# PROBLEM TO WORK ON
All of the data should be output character for character, except the pictures.

━━━ INFORMATION SHOWN

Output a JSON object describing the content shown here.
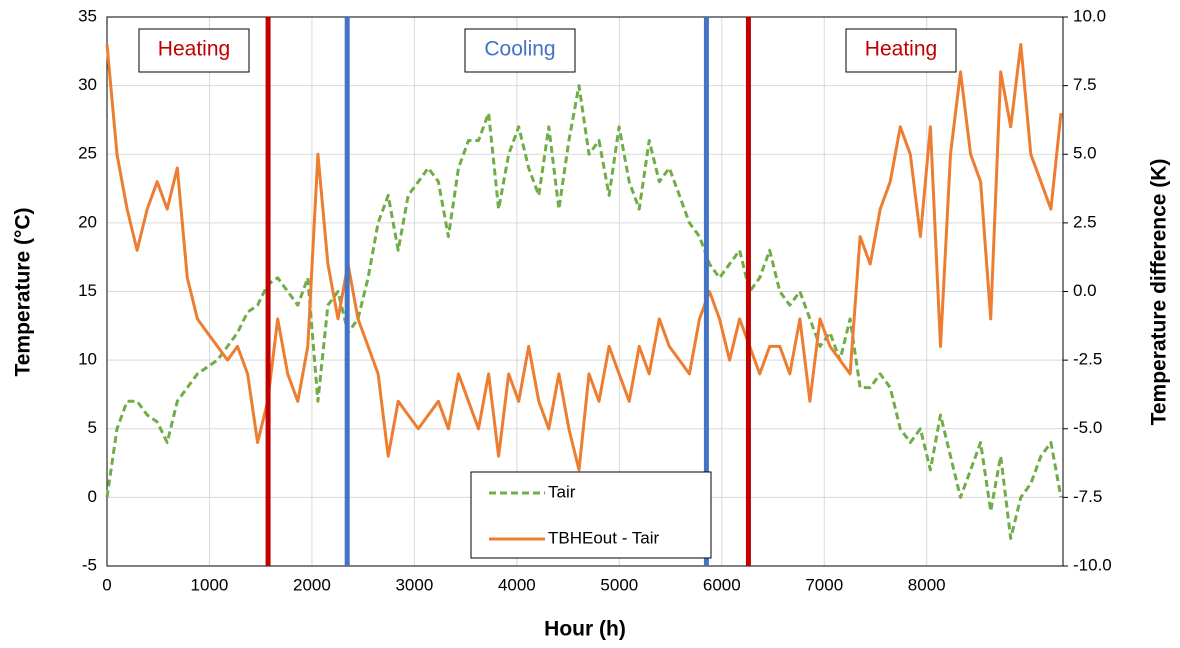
{
  "chart_data": {
    "type": "line",
    "xlabel": "Hour (h)",
    "ylabel": "Temperature (°C)",
    "y2label": "Temperature difference (K)",
    "grid": true,
    "legend": "lower center",
    "xlim": [
      0,
      9330
    ],
    "xticks": [
      0,
      1000,
      2000,
      3000,
      4000,
      5000,
      6000,
      7000,
      8000
    ],
    "ylim": [
      -5,
      35
    ],
    "yticks": [
      -5,
      0,
      5,
      10,
      15,
      20,
      25,
      30,
      35
    ],
    "y2lim": [
      -10,
      10
    ],
    "y2ticks": [
      {
        "value": -10,
        "label": "-10.0"
      },
      {
        "value": -7.5,
        "label": "-7.5"
      },
      {
        "value": -5,
        "label": "-5.0"
      },
      {
        "value": -2.5,
        "label": "-2.5"
      },
      {
        "value": 0,
        "label": "0.0"
      },
      {
        "value": 2.5,
        "label": "2.5"
      },
      {
        "value": 5,
        "label": "5.0"
      },
      {
        "value": 7.5,
        "label": "7.5"
      },
      {
        "value": 10,
        "label": "10.0"
      }
    ],
    "x": [
      0,
      98,
      196,
      294,
      392,
      490,
      588,
      686,
      784,
      882,
      980,
      1078,
      1176,
      1274,
      1372,
      1470,
      1568,
      1666,
      1764,
      1862,
      1960,
      2058,
      2156,
      2254,
      2352,
      2450,
      2548,
      2646,
      2744,
      2842,
      2940,
      3038,
      3136,
      3234,
      3332,
      3430,
      3528,
      3626,
      3724,
      3822,
      3920,
      4018,
      4116,
      4214,
      4312,
      4410,
      4508,
      4606,
      4704,
      4802,
      4900,
      4998,
      5096,
      5194,
      5292,
      5390,
      5488,
      5586,
      5684,
      5782,
      5880,
      5978,
      6076,
      6174,
      6272,
      6370,
      6468,
      6566,
      6664,
      6762,
      6860,
      6958,
      7056,
      7154,
      7252,
      7350,
      7448,
      7546,
      7644,
      7742,
      7840,
      7938,
      8036,
      8134,
      8232,
      8330,
      8428,
      8526,
      8624,
      8722,
      8820,
      8918,
      9016,
      9114,
      9212,
      9310
    ],
    "series": [
      {
        "name": "Tair",
        "color": "#70ad47",
        "style": "dashed",
        "values": [
          0,
          5,
          7,
          7,
          6,
          5.5,
          4,
          7,
          8,
          9,
          9.5,
          10,
          11,
          12,
          13.5,
          14,
          15.5,
          16,
          15,
          14,
          16,
          7,
          14,
          15,
          12,
          13,
          16,
          20,
          22,
          18,
          22,
          23,
          24,
          23,
          19,
          24,
          26,
          26,
          28,
          21,
          25,
          27,
          24,
          22,
          27,
          21,
          26,
          30,
          25,
          26,
          22,
          27,
          23,
          21,
          26,
          23,
          24,
          22,
          20,
          19,
          17,
          16,
          17,
          18,
          15,
          16,
          18,
          15,
          14,
          15,
          13,
          11,
          12,
          10,
          13,
          8,
          8,
          9,
          8,
          5,
          4,
          5,
          2,
          6,
          3,
          0,
          2,
          4,
          -1,
          3,
          -3,
          0,
          1,
          3,
          4,
          0
        ]
      },
      {
        "name": "TBHEout - Tair",
        "color": "#ed7d31",
        "style": "solid",
        "axis": "y2",
        "values": [
          9,
          5,
          3,
          1.5,
          3,
          4,
          3,
          4.5,
          0.5,
          -1,
          -1.5,
          -2,
          -2.5,
          -2,
          -3,
          -5.5,
          -4,
          -1,
          -3,
          -4,
          -2,
          5,
          1,
          -1,
          1,
          -1,
          -2,
          -3,
          -6,
          -4,
          -4.5,
          -5,
          -4.5,
          -4,
          -5,
          -3,
          -4,
          -5,
          -3,
          -6,
          -3,
          -4,
          -2,
          -4,
          -5,
          -3,
          -5,
          -6.5,
          -3,
          -4,
          -2,
          -3,
          -4,
          -2,
          -3,
          -1,
          -2,
          -2.5,
          -3,
          -1,
          0,
          -1,
          -2.5,
          -1,
          -2,
          -3,
          -2,
          -2,
          -3,
          -1,
          -4,
          -1,
          -2,
          -2.5,
          -3,
          2,
          1,
          3,
          4,
          6,
          5,
          2,
          6,
          -2,
          5,
          8,
          5,
          4,
          -1,
          8,
          6,
          9,
          5,
          4,
          3,
          6.5
        ]
      }
    ],
    "vlines": [
      {
        "x": 1572,
        "color": "#c00000"
      },
      {
        "x": 2344,
        "color": "#4472c4"
      },
      {
        "x": 5850,
        "color": "#4472c4"
      },
      {
        "x": 6260,
        "color": "#c00000"
      }
    ],
    "annotations": [
      {
        "text": "Heating",
        "color": "#c00000"
      },
      {
        "text": "Cooling",
        "color": "#4472c4"
      },
      {
        "text": "Heating",
        "color": "#c00000"
      }
    ]
  }
}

━━━━━━

# WRITTEN REPLY
Output a JSON object describing the content shown here.
{
  "chart_data": {
    "type": "line",
    "xlabel": "Hour (h)",
    "ylabel": "Temperature (°C)",
    "y2label": "Temperature difference (K)",
    "grid": true,
    "legend": "lower center",
    "xlim": [
      0,
      9330
    ],
    "xticks": [
      0,
      1000,
      2000,
      3000,
      4000,
      5000,
      6000,
      7000,
      8000
    ],
    "ylim": [
      -5,
      35
    ],
    "yticks": [
      -5,
      0,
      5,
      10,
      15,
      20,
      25,
      30,
      35
    ],
    "y2lim": [
      -10,
      10
    ],
    "y2ticks": [
      {
        "value": -10,
        "label": "-10.0"
      },
      {
        "value": -7.5,
        "label": "-7.5"
      },
      {
        "value": -5,
        "label": "-5.0"
      },
      {
        "value": -2.5,
        "label": "-2.5"
      },
      {
        "value": 0,
        "label": "0.0"
      },
      {
        "value": 2.5,
        "label": "2.5"
      },
      {
        "value": 5,
        "label": "5.0"
      },
      {
        "value": 7.5,
        "label": "7.5"
      },
      {
        "value": 10,
        "label": "10.0"
      }
    ],
    "x": [
      0,
      98,
      196,
      294,
      392,
      490,
      588,
      686,
      784,
      882,
      980,
      1078,
      1176,
      1274,
      1372,
      1470,
      1568,
      1666,
      1764,
      1862,
      1960,
      2058,
      2156,
      2254,
      2352,
      2450,
      2548,
      2646,
      2744,
      2842,
      2940,
      3038,
      3136,
      3234,
      3332,
      3430,
      3528,
      3626,
      3724,
      3822,
      3920,
      4018,
      4116,
      4214,
      4312,
      4410,
      4508,
      4606,
      4704,
      4802,
      4900,
      4998,
      5096,
      5194,
      5292,
      5390,
      5488,
      5586,
      5684,
      5782,
      5880,
      5978,
      6076,
      6174,
      6272,
      6370,
      6468,
      6566,
      6664,
      6762,
      6860,
      6958,
      7056,
      7154,
      7252,
      7350,
      7448,
      7546,
      7644,
      7742,
      7840,
      7938,
      8036,
      8134,
      8232,
      8330,
      8428,
      8526,
      8624,
      8722,
      8820,
      8918,
      9016,
      9114,
      9212,
      9310
    ],
    "series": [
      {
        "name": "Tair",
        "color": "#70ad47",
        "style": "dashed",
        "values": [
          0,
          5,
          7,
          7,
          6,
          5.5,
          4,
          7,
          8,
          9,
          9.5,
          10,
          11,
          12,
          13.5,
          14,
          15.5,
          16,
          15,
          14,
          16,
          7,
          14,
          15,
          12,
          13,
          16,
          20,
          22,
          18,
          22,
          23,
          24,
          23,
          19,
          24,
          26,
          26,
          28,
          21,
          25,
          27,
          24,
          22,
          27,
          21,
          26,
          30,
          25,
          26,
          22,
          27,
          23,
          21,
          26,
          23,
          24,
          22,
          20,
          19,
          17,
          16,
          17,
          18,
          15,
          16,
          18,
          15,
          14,
          15,
          13,
          11,
          12,
          10,
          13,
          8,
          8,
          9,
          8,
          5,
          4,
          5,
          2,
          6,
          3,
          0,
          2,
          4,
          -1,
          3,
          -3,
          0,
          1,
          3,
          4,
          0
        ]
      },
      {
        "name": "TBHEout - Tair",
        "color": "#ed7d31",
        "style": "solid",
        "axis": "y2",
        "values": [
          9,
          5,
          3,
          1.5,
          3,
          4,
          3,
          4.5,
          0.5,
          -1,
          -1.5,
          -2,
          -2.5,
          -2,
          -3,
          -5.5,
          -4,
          -1,
          -3,
          -4,
          -2,
          5,
          1,
          -1,
          1,
          -1,
          -2,
          -3,
          -6,
          -4,
          -4.5,
          -5,
          -4.5,
          -4,
          -5,
          -3,
          -4,
          -5,
          -3,
          -6,
          -3,
          -4,
          -2,
          -4,
          -5,
          -3,
          -5,
          -6.5,
          -3,
          -4,
          -2,
          -3,
          -4,
          -2,
          -3,
          -1,
          -2,
          -2.5,
          -3,
          -1,
          0,
          -1,
          -2.5,
          -1,
          -2,
          -3,
          -2,
          -2,
          -3,
          -1,
          -4,
          -1,
          -2,
          -2.5,
          -3,
          2,
          1,
          3,
          4,
          6,
          5,
          2,
          6,
          -2,
          5,
          8,
          5,
          4,
          -1,
          8,
          6,
          9,
          5,
          4,
          3,
          6.5
        ]
      }
    ],
    "vlines": [
      {
        "x": 1572,
        "color": "#c00000"
      },
      {
        "x": 2344,
        "color": "#4472c4"
      },
      {
        "x": 5850,
        "color": "#4472c4"
      },
      {
        "x": 6260,
        "color": "#c00000"
      }
    ],
    "annotations": [
      {
        "text": "Heating",
        "color": "#c00000"
      },
      {
        "text": "Cooling",
        "color": "#4472c4"
      },
      {
        "text": "Heating",
        "color": "#c00000"
      }
    ]
  }
}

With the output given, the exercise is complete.